>> Start Data provided

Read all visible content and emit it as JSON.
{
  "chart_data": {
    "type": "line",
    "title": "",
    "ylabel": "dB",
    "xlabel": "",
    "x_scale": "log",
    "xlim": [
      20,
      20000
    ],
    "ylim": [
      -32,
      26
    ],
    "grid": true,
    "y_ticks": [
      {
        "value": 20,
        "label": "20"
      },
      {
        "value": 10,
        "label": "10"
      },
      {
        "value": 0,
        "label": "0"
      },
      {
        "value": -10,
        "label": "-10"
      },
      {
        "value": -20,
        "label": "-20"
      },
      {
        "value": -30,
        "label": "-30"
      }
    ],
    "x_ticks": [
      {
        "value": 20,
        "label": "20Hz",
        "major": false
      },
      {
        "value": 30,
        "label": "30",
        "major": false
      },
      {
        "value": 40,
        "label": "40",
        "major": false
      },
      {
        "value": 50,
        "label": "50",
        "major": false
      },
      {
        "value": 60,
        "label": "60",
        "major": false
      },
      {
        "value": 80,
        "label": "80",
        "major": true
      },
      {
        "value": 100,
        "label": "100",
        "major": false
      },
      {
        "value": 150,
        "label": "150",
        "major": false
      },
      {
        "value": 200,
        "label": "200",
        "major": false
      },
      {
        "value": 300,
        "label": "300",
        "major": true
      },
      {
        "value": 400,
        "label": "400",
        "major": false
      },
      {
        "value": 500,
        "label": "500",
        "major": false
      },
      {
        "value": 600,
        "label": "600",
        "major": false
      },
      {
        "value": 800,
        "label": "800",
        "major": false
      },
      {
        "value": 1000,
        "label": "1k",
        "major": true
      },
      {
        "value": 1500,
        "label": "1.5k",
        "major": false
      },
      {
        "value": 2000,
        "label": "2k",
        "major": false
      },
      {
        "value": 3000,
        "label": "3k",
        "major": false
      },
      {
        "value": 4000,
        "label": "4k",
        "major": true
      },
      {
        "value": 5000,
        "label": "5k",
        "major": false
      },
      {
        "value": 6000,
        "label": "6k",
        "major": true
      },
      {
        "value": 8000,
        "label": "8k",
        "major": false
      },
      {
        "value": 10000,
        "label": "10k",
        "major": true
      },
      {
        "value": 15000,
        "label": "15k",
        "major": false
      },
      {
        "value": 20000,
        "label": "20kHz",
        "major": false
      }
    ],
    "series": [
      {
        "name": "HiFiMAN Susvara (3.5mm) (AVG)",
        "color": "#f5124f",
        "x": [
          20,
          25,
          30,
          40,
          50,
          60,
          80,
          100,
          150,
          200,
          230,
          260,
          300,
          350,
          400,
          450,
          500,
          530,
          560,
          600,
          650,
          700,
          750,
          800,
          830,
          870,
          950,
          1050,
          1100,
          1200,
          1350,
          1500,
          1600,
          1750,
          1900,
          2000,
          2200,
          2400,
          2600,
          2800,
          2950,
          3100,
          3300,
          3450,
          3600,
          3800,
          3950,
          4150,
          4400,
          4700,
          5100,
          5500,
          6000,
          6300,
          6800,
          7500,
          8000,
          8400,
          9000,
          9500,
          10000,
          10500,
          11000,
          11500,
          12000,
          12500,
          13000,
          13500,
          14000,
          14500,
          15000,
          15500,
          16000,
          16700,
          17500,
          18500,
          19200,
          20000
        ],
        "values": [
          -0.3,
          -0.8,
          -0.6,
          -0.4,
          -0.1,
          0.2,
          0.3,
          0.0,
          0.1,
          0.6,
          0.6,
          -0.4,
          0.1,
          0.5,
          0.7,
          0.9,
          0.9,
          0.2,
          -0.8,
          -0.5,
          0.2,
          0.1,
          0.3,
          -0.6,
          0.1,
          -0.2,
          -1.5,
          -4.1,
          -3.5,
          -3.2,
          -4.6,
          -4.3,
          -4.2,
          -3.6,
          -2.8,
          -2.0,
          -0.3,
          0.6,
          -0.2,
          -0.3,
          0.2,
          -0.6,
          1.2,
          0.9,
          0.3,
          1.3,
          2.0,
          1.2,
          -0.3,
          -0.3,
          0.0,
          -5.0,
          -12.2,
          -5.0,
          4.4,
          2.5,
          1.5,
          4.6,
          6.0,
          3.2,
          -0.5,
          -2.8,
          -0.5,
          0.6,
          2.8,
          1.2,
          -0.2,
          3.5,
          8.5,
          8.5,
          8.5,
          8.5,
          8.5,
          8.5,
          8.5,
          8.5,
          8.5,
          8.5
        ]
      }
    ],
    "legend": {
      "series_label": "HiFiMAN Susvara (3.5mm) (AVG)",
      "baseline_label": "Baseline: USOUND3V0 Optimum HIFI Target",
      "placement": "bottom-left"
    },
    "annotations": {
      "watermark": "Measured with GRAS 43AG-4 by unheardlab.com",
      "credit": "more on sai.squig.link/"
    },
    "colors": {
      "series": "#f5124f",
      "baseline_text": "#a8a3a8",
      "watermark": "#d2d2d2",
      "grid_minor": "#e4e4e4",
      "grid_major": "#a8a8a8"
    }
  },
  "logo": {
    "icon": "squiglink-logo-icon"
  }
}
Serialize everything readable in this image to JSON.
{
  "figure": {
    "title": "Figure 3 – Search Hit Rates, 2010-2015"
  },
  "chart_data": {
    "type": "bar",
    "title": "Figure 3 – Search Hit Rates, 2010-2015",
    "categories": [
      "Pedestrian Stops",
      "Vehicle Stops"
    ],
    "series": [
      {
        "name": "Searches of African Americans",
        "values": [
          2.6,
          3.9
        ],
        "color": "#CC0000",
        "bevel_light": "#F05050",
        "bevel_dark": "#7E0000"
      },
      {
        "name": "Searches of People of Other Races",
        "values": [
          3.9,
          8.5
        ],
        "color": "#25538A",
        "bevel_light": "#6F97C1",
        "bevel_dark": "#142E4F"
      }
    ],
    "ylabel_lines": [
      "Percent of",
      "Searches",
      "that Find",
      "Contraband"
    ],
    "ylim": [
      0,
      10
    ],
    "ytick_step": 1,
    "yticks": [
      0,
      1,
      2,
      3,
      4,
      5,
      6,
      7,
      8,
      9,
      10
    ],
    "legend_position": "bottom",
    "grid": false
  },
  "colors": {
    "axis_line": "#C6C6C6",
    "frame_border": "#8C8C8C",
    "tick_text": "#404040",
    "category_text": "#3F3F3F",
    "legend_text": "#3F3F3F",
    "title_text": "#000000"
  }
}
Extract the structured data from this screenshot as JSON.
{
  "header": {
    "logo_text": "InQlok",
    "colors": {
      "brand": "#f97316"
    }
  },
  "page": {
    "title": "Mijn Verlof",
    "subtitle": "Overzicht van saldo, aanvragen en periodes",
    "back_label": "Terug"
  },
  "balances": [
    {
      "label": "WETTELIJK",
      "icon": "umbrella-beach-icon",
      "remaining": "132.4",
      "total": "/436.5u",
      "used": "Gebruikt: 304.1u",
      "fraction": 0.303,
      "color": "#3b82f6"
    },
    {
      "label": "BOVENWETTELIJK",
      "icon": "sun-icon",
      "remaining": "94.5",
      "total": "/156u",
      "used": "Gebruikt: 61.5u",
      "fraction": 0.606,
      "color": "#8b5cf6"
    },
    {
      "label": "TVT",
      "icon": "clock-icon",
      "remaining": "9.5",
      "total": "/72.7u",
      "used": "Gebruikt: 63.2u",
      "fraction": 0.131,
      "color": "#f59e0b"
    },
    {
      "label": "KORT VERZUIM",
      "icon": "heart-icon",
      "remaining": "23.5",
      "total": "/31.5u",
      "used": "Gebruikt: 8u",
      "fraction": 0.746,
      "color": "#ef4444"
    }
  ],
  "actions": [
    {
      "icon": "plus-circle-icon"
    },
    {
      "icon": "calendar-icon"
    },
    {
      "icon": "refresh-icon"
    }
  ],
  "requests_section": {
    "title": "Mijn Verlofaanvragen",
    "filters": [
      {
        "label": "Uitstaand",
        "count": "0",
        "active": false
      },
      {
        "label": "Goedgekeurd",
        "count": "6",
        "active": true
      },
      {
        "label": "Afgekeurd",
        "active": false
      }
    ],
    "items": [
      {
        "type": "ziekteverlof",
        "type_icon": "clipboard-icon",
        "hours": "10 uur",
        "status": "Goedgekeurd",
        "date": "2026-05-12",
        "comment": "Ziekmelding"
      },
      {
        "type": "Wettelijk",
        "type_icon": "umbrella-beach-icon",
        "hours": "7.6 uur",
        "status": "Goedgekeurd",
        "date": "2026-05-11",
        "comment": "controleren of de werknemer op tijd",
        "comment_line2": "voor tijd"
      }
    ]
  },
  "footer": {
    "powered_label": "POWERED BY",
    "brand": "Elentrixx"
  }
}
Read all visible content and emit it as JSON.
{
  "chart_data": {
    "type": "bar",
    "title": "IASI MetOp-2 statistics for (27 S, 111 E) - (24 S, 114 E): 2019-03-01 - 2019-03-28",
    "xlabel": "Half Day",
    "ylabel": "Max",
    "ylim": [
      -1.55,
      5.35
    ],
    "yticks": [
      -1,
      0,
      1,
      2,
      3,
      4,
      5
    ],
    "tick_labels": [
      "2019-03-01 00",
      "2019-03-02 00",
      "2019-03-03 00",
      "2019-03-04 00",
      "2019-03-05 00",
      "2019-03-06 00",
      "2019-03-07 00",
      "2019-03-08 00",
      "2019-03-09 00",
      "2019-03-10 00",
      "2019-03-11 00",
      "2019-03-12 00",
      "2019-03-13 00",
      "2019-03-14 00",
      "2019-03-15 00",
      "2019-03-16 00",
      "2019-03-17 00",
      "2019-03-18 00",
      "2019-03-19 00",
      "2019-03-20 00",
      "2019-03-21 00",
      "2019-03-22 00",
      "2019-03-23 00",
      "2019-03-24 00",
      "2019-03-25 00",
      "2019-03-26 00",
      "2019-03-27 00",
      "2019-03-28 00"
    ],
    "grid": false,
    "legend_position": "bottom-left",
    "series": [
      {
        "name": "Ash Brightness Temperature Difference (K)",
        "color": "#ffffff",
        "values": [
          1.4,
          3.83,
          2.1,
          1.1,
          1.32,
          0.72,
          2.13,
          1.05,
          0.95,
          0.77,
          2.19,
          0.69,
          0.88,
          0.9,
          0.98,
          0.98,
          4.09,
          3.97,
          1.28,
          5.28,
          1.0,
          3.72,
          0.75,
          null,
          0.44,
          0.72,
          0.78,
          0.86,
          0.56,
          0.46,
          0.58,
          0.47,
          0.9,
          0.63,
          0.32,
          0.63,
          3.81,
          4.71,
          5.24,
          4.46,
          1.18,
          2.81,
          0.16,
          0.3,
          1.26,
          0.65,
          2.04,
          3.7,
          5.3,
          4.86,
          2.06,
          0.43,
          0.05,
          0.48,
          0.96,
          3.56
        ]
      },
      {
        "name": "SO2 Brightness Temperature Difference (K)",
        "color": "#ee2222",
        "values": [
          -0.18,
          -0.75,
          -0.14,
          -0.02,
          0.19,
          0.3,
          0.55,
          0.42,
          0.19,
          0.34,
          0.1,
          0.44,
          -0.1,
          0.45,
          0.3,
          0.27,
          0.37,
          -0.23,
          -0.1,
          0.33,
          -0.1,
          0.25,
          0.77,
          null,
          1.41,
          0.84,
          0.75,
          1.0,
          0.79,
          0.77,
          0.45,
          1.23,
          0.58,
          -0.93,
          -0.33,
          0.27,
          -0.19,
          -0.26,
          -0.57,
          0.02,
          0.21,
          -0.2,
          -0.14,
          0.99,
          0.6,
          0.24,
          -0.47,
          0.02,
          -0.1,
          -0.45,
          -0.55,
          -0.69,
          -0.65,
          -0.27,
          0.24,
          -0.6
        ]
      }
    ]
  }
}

>> End Data provided

_Given instruction_
Count every line of the material above that holds the string "this", then state only the total.

_Exercise response_
2